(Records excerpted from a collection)
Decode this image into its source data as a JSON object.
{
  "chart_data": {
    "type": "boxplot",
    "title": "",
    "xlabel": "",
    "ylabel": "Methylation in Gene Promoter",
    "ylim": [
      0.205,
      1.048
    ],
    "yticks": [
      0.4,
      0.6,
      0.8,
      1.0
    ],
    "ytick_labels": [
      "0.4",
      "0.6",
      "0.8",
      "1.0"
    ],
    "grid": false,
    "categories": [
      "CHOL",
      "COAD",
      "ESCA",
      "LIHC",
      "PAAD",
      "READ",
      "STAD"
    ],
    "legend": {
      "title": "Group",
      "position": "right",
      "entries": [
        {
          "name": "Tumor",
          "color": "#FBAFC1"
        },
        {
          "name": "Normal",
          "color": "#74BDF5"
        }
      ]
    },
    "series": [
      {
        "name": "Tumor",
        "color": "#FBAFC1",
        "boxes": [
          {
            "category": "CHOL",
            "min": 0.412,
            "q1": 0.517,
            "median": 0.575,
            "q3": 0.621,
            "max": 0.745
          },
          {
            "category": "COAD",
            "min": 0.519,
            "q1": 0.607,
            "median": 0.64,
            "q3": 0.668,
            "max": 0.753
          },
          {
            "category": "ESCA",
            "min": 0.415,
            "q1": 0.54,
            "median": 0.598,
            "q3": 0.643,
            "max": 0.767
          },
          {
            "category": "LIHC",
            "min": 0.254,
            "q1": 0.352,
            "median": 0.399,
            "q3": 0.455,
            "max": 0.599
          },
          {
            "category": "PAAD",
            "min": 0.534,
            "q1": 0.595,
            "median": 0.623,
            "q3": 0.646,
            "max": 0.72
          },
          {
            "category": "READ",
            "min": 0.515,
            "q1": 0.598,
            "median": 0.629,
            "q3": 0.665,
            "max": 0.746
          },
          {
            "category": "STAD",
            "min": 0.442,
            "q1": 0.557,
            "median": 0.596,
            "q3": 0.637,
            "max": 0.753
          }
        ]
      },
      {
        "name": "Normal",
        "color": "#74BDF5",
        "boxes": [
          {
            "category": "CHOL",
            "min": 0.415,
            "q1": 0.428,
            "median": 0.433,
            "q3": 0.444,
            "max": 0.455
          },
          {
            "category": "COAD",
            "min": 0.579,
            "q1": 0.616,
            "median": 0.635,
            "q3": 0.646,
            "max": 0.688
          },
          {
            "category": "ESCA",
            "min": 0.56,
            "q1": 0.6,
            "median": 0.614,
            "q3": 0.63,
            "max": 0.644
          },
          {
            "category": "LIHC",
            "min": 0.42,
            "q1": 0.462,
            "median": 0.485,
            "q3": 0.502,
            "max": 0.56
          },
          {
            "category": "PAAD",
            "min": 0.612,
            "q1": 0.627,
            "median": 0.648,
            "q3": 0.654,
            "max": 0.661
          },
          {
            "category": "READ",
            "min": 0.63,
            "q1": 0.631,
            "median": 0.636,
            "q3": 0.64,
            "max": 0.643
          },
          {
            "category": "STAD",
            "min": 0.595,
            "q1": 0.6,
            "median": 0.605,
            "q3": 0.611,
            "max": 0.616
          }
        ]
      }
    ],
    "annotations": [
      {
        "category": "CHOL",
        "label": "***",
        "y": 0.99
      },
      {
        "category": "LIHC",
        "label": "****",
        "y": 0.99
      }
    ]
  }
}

REQUIRED ACTION
What is needed is a word-for-word copy of all the records above.

WRITTEN SOLUTION
Decode this image into its source data as a JSON object.
{
  "chart_data": {
    "type": "boxplot",
    "title": "",
    "xlabel": "",
    "ylabel": "Methylation in Gene Promoter",
    "ylim": [
      0.205,
      1.048
    ],
    "yticks": [
      0.4,
      0.6,
      0.8,
      1.0
    ],
    "ytick_labels": [
      "0.4",
      "0.6",
      "0.8",
      "1.0"
    ],
    "grid": false,
    "categories": [
      "CHOL",
      "COAD",
      "ESCA",
      "LIHC",
      "PAAD",
      "READ",
      "STAD"
    ],
    "legend": {
      "title": "Group",
      "position": "right",
      "entries": [
        {
          "name": "Tumor",
          "color": "#FBAFC1"
        },
        {
          "name": "Normal",
          "color": "#74BDF5"
        }
      ]
    },
    "series": [
      {
        "name": "Tumor",
        "color": "#FBAFC1",
        "boxes": [
          {
            "category": "CHOL",
            "min": 0.412,
            "q1": 0.517,
            "median": 0.575,
            "q3": 0.621,
            "max": 0.745
          },
          {
            "category": "COAD",
            "min": 0.519,
            "q1": 0.607,
            "median": 0.64,
            "q3": 0.668,
            "max": 0.753
          },
          {
            "category": "ESCA",
            "min": 0.415,
            "q1": 0.54,
            "median": 0.598,
            "q3": 0.643,
            "max": 0.767
          },
          {
            "category": "LIHC",
            "min": 0.254,
            "q1": 0.352,
            "median": 0.399,
            "q3": 0.455,
            "max": 0.599
          },
          {
            "category": "PAAD",
            "min": 0.534,
            "q1": 0.595,
            "median": 0.623,
            "q3": 0.646,
            "max": 0.72
          },
          {
            "category": "READ",
            "min": 0.515,
            "q1": 0.598,
            "median": 0.629,
            "q3": 0.665,
            "max": 0.746
          },
          {
            "category": "STAD",
            "min": 0.442,
            "q1": 0.557,
            "median": 0.596,
            "q3": 0.637,
            "max": 0.753
          }
        ]
      },
      {
        "name": "Normal",
        "color": "#74BDF5",
        "boxes": [
          {
            "category": "CHOL",
            "min": 0.415,
            "q1": 0.428,
            "median": 0.433,
            "q3": 0.444,
            "max": 0.455
          },
          {
            "category": "COAD",
            "min": 0.579,
            "q1": 0.616,
            "median": 0.635,
            "q3": 0.646,
            "max": 0.688
          },
          {
            "category": "ESCA",
            "min": 0.56,
            "q1": 0.6,
            "median": 0.614,
            "q3": 0.63,
            "max": 0.644
          },
          {
            "category": "LIHC",
            "min": 0.42,
            "q1": 0.462,
            "median": 0.485,
            "q3": 0.502,
            "max": 0.56
          },
          {
            "category": "PAAD",
            "min": 0.612,
            "q1": 0.627,
            "median": 0.648,
            "q3": 0.654,
            "max": 0.661
          },
          {
            "category": "READ",
            "min": 0.63,
            "q1": 0.631,
            "median": 0.636,
            "q3": 0.64,
            "max": 0.643
          },
          {
            "category": "STAD",
            "min": 0.595,
            "q1": 0.6,
            "median": 0.605,
            "q3": 0.611,
            "max": 0.616
          }
        ]
      }
    ],
    "annotations": [
      {
        "category": "CHOL",
        "label": "***",
        "y": 0.99
      },
      {
        "category": "LIHC",
        "label": "****",
        "y": 0.99
      }
    ]
  }
}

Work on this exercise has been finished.